> **Page excerpt**:

-- -- --

This term refers to a type of toilet, typically off the ground, offering all kinds of options, depending on the model: 

  • Heated seat, an extremely welcome option especially in winter and/or in traditional Japanese houses with poor insulation.  
  • Water spray for bottom (mixed) and genitalia (ladies) cleansing to improve hygiene before wiping; it is believed to prevent piles and constipation.
  • Automatic raising and lowering of toilet seat depending on whether you are facing it or have your back to it.
  • Panel control on one side, e.g. remote control fitted into an arm rest or directly into the wall. 

By default, the water spray is at body temperature while drying temperature is slightly warmer; as to the seat, it is well over 30°C. 

As early as the 1980’s, the Japanese started promoting the hygienic benefits of these sprays in a TV commercial with the following script:


Ladies and Gentlemen, when your hands are dirty, what you do is wash them with water, right? Nobody would ever consider cleansing their hands by wiping them with paper, would they?

-- -- --

> **Provided material**:
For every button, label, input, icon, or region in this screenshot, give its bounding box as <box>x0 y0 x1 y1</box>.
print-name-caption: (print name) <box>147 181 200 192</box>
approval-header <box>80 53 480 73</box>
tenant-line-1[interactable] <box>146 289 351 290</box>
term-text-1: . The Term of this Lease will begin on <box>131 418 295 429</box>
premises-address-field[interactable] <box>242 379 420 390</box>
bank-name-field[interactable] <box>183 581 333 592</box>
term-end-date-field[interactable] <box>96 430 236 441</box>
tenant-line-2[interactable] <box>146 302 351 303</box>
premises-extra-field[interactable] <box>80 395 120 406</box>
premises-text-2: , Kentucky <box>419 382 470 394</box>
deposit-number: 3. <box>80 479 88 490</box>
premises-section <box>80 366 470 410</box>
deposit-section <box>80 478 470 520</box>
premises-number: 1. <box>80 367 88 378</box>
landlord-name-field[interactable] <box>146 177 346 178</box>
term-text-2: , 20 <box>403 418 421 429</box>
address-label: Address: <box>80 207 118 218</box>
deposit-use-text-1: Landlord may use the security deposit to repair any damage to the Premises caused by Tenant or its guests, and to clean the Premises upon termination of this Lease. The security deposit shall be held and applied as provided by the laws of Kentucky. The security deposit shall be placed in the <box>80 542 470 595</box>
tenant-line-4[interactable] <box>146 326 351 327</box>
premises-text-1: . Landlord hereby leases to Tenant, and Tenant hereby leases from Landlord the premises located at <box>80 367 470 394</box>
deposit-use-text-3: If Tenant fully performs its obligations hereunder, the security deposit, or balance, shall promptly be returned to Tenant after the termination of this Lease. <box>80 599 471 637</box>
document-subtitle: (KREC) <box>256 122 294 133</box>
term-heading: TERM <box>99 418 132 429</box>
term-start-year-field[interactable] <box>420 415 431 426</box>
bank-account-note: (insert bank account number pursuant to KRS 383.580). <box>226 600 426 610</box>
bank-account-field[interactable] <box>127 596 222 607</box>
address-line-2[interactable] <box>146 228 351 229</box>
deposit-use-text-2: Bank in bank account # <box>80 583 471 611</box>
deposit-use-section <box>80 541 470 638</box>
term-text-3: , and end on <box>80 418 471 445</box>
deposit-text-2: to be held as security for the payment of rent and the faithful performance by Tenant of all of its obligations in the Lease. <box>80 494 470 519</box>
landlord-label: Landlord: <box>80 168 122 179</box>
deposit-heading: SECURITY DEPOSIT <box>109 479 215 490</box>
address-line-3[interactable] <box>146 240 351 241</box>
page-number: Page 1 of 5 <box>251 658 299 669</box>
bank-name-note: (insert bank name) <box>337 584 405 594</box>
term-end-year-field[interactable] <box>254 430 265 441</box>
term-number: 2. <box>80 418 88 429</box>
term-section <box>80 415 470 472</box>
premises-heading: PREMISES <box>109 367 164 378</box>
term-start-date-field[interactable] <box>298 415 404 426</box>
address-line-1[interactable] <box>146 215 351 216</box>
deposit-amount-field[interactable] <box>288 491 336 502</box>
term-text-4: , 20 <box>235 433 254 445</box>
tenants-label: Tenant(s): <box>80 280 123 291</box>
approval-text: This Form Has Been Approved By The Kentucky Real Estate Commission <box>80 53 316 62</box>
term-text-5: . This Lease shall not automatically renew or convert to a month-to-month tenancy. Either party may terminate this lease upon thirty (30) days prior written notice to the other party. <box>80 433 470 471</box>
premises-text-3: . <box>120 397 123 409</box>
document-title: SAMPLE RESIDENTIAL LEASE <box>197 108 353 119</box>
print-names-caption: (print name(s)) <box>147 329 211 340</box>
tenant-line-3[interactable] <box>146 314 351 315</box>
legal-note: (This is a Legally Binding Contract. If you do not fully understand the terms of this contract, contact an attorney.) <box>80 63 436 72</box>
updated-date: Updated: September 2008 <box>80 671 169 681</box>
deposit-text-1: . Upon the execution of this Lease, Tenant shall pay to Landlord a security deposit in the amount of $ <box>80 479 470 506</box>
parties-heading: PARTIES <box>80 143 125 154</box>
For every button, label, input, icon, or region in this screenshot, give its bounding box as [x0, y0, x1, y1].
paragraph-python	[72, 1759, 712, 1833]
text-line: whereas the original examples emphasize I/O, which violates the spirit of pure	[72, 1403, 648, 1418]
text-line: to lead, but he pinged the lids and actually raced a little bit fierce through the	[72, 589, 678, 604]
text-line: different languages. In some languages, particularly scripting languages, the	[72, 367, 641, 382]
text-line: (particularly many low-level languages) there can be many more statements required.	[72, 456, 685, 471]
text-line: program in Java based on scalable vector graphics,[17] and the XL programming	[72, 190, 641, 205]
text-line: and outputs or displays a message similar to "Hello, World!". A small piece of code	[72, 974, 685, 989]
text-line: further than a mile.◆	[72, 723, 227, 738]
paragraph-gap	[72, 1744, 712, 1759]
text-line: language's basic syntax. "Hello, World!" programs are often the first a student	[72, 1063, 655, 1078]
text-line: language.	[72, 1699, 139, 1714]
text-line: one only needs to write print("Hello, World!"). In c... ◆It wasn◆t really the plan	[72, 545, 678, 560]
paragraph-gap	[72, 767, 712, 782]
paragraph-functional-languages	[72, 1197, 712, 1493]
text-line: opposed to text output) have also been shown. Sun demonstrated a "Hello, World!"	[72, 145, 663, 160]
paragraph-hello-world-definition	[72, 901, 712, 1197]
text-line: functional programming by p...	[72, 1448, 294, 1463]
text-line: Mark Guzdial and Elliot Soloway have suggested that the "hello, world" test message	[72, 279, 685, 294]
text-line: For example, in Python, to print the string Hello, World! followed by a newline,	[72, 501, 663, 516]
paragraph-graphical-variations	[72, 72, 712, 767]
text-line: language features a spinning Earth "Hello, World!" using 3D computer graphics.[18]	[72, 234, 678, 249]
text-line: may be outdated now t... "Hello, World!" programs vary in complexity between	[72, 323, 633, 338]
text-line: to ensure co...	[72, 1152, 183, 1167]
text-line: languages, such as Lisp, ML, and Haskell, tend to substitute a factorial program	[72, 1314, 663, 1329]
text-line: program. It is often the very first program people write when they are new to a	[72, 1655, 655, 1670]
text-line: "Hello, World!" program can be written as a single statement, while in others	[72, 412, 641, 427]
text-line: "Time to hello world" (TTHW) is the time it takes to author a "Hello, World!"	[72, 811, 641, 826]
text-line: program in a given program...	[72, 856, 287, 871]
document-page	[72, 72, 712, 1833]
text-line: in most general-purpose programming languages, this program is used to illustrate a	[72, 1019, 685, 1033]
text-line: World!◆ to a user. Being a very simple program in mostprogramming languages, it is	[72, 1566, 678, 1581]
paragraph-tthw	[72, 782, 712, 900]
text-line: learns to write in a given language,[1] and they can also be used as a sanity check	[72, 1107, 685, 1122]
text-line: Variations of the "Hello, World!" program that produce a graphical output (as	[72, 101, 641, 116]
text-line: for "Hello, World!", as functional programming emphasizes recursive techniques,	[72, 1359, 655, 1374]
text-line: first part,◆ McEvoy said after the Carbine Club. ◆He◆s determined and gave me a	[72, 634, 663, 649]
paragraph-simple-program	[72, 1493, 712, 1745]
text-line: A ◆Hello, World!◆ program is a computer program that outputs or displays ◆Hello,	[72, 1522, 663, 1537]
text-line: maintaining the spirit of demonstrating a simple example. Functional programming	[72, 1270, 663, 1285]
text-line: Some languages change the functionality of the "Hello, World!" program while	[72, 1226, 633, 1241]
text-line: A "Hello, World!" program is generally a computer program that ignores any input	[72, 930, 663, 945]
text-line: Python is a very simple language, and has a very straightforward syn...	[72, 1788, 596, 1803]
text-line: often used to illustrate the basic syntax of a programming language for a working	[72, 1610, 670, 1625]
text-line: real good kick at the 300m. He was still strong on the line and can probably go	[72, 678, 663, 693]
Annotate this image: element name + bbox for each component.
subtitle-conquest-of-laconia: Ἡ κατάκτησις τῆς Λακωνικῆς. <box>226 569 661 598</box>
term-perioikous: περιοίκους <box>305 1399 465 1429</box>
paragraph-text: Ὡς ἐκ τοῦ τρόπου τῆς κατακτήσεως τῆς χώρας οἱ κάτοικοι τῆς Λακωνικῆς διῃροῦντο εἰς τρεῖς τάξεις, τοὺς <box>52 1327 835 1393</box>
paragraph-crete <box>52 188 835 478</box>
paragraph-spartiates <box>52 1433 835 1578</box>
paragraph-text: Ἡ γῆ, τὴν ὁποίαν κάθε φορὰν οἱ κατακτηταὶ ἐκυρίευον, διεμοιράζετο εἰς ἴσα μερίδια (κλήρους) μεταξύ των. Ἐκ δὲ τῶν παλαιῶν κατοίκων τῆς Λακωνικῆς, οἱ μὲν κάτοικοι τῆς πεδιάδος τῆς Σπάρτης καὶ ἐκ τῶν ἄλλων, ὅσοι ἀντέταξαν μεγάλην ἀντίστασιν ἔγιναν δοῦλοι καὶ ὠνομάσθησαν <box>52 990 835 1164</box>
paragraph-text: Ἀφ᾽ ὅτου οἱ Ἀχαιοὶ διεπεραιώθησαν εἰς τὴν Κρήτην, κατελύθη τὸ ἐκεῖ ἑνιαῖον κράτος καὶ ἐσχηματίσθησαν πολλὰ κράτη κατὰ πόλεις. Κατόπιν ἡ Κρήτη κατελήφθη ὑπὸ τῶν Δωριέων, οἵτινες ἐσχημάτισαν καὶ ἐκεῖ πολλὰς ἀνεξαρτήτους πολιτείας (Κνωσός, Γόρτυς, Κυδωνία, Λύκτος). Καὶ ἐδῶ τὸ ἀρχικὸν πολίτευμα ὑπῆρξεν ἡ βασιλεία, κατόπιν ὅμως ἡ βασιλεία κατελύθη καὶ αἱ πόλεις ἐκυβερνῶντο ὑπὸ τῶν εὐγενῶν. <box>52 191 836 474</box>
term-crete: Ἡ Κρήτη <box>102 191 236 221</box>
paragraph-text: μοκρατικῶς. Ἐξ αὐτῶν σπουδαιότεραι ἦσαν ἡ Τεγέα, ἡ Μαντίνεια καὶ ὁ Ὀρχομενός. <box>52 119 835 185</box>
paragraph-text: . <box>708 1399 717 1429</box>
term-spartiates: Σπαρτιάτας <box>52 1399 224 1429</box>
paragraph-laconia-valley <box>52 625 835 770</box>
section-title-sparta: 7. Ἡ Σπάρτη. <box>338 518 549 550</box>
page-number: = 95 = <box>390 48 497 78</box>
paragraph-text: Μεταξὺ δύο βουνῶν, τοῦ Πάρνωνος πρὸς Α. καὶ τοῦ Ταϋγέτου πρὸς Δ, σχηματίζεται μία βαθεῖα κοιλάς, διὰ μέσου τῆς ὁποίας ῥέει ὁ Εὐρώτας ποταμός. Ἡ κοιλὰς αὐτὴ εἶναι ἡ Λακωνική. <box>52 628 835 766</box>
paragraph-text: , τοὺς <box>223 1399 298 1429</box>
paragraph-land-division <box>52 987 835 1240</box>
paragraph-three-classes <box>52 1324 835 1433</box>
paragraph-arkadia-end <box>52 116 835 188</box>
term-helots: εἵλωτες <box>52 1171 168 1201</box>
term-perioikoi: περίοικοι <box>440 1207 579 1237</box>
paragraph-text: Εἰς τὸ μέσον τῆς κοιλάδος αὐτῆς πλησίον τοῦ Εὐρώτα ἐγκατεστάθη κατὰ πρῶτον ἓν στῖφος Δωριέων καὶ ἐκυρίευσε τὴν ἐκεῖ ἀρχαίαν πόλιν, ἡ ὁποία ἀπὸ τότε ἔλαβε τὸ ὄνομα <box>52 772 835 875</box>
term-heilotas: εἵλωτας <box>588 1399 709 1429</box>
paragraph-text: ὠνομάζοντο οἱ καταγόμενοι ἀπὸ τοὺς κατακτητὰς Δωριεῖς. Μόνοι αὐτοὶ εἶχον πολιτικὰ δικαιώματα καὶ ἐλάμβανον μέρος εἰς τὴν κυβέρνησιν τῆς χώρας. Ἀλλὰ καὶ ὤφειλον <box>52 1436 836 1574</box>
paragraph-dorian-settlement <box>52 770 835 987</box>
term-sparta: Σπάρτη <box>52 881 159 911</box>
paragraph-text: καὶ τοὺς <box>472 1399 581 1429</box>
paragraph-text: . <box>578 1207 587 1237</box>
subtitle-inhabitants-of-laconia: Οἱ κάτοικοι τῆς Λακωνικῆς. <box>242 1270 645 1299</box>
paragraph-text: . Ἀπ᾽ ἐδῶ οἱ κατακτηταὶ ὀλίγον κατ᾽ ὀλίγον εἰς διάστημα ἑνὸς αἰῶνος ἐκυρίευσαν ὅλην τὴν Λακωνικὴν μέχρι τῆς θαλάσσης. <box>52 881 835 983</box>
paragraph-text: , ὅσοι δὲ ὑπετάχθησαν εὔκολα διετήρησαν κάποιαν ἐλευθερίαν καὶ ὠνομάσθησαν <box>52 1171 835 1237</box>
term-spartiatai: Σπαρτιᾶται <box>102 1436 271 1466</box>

-- -- --

> **Task 1**: In the passage on Japanese toilets, reproduce everything from "Ladies and Gentlemen, when" down to "paper, would they?" word for word.
> **Task 2**: Translate this sentence from the passage on Japanese toilets into Spanish: "By default, the water spray is at body temperature while drying temperature is slightly warmer; as to the seat, it is well over 30°C."

> **Task result 1**:
Ladies and Gentlemen, when your hands are dirty, what you do is wash them with water, right? Nobody would ever consider cleansing their hands by wiping them with paper, would they?

> **Task result 2**: Por defecto, el chorro de agua está a temperatura corporal, mientras que la temperatura de secado es ligeramente más cálida; en cuanto al asiento, está muy por encima de los 30 °C.